[Stored data entries]
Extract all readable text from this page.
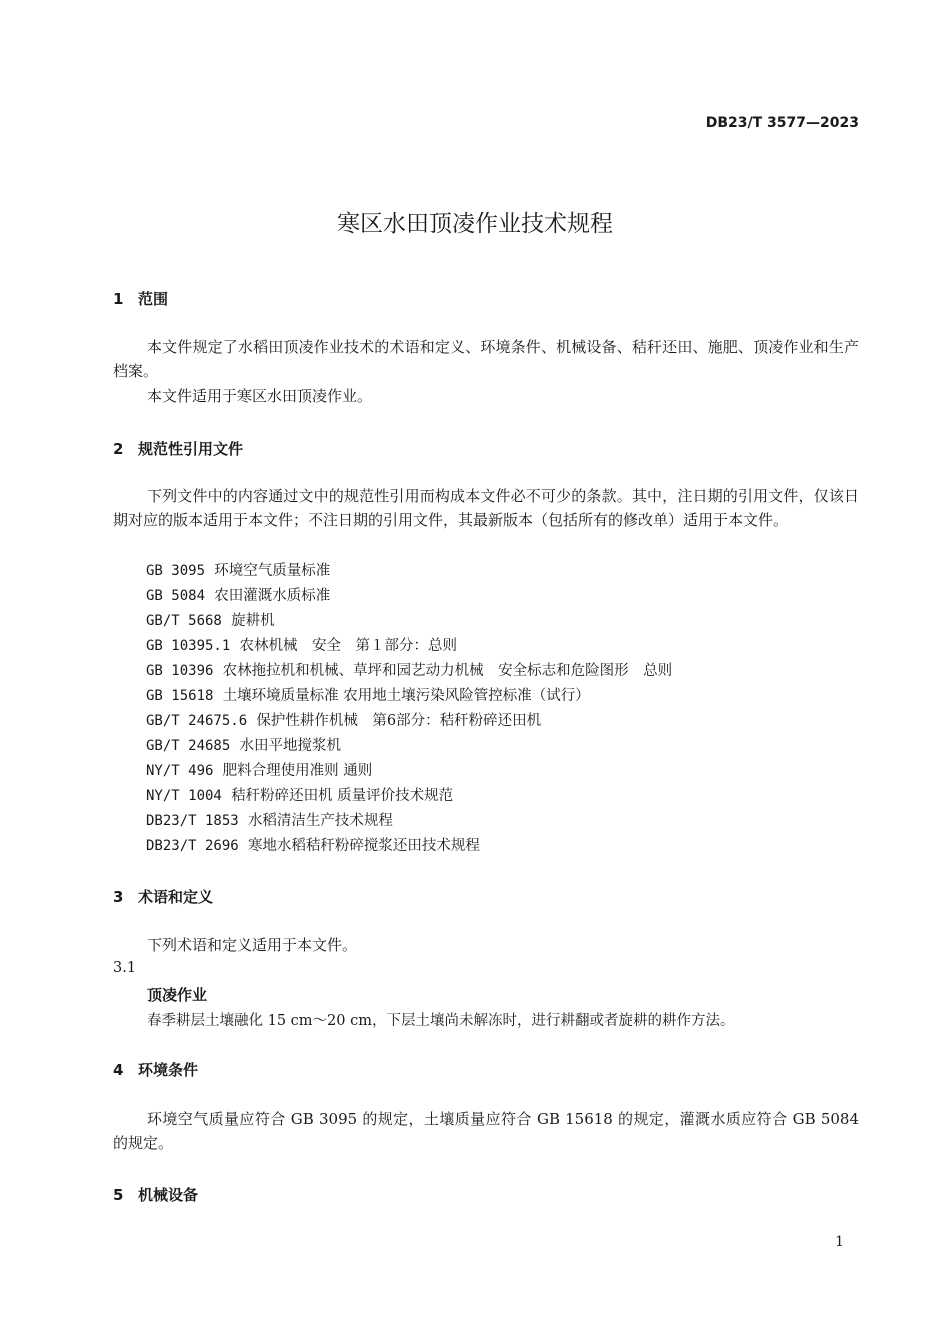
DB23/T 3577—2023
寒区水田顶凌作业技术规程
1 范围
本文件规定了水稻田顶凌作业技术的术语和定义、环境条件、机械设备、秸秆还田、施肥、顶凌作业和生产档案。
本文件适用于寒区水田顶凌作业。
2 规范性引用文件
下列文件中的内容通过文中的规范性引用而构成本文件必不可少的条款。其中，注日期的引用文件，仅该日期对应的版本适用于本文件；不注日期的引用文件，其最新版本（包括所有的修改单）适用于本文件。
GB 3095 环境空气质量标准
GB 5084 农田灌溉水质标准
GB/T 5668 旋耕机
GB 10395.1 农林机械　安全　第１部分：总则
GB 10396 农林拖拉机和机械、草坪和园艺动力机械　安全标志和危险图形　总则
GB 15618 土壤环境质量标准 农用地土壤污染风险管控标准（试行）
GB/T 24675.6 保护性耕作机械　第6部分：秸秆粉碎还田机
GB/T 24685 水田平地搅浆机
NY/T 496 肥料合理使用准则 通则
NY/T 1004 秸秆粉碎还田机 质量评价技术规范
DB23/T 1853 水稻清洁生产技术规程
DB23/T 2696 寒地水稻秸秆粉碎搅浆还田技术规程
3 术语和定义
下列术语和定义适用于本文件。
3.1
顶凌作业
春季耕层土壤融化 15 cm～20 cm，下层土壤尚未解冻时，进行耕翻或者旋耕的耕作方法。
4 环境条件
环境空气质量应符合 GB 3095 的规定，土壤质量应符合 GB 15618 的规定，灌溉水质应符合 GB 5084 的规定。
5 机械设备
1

What you will do
Only lines holding the string "秸秆粉碎还田机" are wanted; gather each one from the entries above.

Reply
GB/T 24675.6 保护性耕作机械　第6部分：秸秆粉碎还田机
NY/T 1004 秸秆粉碎还田机 质量评价技术规范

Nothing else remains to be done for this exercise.